>> Start

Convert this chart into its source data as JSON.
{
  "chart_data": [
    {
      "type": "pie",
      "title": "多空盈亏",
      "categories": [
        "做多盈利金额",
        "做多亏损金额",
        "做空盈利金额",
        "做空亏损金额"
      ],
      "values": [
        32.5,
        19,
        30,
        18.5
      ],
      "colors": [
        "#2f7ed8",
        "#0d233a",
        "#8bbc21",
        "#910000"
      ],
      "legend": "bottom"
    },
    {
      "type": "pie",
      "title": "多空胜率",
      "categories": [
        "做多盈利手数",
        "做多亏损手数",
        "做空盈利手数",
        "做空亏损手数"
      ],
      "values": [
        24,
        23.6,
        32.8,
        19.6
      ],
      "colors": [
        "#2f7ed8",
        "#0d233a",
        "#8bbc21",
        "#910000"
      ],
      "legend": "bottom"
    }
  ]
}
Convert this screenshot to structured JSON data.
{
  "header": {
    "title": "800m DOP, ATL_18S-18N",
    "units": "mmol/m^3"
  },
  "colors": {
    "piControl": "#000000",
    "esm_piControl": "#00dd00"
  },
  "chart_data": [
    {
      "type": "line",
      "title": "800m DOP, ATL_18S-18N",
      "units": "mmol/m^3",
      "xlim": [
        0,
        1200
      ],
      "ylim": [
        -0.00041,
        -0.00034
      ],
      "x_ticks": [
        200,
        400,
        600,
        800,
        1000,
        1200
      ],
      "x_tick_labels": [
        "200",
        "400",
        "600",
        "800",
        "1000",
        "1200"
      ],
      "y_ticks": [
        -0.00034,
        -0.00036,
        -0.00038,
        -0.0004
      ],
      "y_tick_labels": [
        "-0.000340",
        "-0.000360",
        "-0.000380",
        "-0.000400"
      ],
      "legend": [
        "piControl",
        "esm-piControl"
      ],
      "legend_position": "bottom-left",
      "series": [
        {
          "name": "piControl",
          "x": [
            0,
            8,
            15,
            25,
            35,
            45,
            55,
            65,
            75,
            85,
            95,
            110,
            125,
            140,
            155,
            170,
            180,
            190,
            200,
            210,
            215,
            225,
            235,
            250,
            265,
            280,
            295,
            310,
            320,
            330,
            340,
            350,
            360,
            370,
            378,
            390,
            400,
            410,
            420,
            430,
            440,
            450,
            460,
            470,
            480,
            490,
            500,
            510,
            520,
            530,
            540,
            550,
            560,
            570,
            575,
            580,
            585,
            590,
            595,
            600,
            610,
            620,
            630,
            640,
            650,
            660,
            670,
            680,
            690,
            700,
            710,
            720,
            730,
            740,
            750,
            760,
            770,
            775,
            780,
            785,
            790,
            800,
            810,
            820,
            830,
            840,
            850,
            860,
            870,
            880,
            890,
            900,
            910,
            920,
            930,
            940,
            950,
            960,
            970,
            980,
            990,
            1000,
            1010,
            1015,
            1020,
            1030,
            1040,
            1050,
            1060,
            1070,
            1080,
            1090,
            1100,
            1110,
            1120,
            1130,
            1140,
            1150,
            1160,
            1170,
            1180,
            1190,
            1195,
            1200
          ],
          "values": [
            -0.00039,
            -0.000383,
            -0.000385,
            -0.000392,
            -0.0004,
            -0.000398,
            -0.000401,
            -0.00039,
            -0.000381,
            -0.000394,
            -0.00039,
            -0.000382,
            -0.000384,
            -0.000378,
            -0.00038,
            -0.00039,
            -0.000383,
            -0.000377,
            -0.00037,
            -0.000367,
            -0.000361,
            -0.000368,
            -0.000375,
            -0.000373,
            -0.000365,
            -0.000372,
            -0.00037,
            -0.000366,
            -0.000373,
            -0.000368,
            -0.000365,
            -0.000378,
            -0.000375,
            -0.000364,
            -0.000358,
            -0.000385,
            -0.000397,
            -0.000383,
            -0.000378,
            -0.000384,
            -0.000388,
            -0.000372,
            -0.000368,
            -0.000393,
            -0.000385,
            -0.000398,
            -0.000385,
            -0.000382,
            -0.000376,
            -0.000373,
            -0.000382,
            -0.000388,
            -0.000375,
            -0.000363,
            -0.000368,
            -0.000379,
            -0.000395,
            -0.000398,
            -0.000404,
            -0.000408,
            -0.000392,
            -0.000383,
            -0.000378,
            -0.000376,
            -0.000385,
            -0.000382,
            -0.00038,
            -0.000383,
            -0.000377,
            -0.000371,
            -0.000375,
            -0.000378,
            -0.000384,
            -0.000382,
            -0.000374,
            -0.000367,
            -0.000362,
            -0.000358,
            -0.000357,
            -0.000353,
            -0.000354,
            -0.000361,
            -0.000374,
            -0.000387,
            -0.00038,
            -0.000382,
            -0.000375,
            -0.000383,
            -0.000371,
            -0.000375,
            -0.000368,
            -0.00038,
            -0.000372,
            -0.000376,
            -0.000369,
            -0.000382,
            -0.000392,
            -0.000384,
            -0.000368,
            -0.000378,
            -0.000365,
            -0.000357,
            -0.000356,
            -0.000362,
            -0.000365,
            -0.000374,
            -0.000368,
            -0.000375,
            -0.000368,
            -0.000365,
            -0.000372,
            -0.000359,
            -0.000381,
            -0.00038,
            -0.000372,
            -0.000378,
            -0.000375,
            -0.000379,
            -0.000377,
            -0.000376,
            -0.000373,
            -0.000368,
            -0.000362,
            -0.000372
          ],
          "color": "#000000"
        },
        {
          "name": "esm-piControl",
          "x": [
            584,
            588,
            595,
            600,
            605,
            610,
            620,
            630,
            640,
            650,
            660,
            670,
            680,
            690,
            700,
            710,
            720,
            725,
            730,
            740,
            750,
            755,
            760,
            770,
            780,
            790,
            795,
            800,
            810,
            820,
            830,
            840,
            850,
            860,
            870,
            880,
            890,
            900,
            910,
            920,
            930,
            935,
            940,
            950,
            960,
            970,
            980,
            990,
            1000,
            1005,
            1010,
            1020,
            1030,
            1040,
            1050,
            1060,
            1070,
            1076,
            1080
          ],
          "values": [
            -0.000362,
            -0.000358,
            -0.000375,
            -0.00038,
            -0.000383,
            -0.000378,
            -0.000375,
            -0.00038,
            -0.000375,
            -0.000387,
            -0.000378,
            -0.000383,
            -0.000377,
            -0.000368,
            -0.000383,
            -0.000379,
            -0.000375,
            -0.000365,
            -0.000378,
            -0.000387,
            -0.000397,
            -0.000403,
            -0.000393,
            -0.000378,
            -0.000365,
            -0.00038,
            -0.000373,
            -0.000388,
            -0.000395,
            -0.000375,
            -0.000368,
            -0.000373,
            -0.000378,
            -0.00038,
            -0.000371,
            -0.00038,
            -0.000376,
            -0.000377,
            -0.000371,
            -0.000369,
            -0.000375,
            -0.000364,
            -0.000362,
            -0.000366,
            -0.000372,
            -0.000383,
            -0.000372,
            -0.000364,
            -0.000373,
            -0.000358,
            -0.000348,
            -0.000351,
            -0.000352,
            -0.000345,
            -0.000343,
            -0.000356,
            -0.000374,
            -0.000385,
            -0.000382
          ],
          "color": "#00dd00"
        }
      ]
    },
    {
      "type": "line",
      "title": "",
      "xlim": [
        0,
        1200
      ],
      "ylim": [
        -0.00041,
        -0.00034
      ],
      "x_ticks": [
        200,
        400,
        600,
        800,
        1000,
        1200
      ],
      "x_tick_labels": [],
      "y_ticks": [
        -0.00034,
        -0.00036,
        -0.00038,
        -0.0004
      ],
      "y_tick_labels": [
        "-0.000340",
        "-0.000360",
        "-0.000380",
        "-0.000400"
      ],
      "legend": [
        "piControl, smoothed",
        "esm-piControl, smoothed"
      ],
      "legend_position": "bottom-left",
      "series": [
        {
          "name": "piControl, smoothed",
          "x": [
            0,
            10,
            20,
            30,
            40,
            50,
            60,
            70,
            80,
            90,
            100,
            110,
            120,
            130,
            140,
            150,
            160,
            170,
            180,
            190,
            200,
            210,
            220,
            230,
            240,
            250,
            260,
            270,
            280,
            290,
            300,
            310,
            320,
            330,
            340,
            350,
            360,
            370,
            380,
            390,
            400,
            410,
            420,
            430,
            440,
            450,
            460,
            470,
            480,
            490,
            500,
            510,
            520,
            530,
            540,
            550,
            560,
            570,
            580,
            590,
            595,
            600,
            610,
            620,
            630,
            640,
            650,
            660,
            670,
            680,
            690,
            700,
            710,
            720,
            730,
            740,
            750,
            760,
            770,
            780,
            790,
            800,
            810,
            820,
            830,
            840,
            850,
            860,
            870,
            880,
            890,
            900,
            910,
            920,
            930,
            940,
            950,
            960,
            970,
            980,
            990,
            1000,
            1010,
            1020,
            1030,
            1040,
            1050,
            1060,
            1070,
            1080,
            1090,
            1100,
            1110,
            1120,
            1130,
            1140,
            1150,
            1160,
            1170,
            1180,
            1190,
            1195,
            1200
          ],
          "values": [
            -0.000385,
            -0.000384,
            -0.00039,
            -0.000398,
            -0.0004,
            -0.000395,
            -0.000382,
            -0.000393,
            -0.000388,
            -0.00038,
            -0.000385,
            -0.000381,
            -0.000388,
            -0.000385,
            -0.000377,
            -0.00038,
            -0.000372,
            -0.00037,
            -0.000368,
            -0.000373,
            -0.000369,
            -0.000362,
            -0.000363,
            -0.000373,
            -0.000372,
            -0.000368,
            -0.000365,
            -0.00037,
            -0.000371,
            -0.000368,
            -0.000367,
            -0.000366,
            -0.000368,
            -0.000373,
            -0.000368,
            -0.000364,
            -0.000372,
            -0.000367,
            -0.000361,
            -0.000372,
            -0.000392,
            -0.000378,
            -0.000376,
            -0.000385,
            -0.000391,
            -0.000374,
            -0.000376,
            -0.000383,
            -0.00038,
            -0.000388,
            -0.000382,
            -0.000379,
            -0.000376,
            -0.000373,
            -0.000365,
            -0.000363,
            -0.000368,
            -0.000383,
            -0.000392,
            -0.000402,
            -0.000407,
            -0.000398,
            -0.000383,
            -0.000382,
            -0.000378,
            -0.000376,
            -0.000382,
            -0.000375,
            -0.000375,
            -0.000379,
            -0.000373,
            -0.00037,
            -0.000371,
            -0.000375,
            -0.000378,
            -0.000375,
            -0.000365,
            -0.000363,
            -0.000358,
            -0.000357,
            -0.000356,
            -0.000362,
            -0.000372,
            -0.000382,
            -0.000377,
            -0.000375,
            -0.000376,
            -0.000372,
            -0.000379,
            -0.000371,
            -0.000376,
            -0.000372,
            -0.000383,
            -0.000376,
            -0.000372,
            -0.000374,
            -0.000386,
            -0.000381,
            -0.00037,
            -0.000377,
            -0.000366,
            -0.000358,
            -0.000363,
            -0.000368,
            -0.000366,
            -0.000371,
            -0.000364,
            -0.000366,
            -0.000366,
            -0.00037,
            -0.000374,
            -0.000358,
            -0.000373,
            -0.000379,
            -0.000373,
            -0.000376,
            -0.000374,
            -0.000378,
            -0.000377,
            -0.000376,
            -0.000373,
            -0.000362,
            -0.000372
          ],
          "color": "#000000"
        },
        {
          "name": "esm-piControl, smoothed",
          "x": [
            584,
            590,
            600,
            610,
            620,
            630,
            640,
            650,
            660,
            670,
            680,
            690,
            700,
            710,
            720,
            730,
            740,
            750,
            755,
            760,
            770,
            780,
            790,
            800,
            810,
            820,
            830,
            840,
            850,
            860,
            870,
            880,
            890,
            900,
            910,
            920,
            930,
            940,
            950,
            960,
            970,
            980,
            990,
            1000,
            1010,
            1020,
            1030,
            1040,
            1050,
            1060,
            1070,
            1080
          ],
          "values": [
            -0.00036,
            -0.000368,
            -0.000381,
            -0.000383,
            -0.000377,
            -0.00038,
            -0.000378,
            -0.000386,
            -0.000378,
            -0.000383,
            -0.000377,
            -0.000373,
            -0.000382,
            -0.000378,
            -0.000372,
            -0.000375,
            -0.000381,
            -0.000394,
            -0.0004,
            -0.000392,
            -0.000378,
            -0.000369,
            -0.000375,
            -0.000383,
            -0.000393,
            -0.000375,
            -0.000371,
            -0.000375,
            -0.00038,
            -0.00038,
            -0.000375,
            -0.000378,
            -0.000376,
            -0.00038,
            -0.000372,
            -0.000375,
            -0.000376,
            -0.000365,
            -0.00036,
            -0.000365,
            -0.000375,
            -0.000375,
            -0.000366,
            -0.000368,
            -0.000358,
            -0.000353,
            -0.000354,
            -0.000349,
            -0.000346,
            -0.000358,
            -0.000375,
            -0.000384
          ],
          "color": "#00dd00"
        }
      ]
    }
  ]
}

>> End

■ WHAT IS EXPECTED ■
From the data above, copy each line that holds "Convert".

■ TASK RESULT ■
Convert this chart into its source data as JSON.
Convert this screenshot to structured JSON data.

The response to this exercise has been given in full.